Exercise description: Show all lines holding the string "name".

Given entries:

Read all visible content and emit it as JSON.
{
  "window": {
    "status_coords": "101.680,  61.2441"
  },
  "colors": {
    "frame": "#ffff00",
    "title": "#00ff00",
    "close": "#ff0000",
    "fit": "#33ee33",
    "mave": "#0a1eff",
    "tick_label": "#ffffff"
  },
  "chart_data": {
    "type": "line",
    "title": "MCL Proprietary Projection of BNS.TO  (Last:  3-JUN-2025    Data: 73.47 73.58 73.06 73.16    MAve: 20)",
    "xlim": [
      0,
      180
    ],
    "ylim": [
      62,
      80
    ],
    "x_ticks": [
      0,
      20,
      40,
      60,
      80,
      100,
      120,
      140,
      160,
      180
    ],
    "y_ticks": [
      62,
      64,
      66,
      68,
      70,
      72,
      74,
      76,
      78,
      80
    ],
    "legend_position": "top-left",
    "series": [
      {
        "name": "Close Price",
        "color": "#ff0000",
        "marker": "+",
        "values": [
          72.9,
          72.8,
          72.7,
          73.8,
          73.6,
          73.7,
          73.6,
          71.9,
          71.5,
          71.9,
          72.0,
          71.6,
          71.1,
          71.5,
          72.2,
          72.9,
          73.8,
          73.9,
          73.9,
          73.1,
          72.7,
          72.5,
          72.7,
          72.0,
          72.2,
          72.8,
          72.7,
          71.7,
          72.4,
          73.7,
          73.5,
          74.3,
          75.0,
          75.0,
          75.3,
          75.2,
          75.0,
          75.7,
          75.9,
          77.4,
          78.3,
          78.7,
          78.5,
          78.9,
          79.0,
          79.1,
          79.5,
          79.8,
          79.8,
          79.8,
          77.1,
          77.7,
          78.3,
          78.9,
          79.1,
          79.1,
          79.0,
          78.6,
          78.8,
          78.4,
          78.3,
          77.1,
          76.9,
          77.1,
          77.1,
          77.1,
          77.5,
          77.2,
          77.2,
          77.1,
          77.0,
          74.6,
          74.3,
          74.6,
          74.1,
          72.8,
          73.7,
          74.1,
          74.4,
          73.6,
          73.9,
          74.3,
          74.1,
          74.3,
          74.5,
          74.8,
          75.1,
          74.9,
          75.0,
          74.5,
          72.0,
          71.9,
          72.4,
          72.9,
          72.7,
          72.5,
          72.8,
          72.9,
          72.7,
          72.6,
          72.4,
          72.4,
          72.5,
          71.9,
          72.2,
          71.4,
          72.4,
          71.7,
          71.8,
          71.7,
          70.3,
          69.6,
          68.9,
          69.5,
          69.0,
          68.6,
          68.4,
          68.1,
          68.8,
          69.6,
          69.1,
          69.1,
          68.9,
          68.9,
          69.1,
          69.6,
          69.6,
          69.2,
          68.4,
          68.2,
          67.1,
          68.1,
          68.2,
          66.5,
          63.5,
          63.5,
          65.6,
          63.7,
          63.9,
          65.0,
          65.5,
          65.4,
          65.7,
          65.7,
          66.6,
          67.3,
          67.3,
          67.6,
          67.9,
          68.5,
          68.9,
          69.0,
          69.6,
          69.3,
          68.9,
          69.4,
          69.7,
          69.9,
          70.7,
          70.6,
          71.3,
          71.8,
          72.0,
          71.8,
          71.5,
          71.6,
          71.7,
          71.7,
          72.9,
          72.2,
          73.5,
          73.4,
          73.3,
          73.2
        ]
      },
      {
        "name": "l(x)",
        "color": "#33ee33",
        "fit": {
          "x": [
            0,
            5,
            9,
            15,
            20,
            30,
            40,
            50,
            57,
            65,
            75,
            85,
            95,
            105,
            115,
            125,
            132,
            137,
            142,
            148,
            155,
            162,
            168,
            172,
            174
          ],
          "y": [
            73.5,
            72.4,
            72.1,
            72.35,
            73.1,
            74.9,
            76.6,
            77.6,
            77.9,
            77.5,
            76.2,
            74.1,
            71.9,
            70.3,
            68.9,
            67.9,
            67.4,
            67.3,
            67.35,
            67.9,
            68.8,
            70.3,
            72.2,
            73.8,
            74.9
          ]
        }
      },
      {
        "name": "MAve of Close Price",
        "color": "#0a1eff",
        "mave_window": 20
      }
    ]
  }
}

Reply to the task:
        "name": "Close Price",
        "name": "l(x)",
        "name": "MAve of Close Price",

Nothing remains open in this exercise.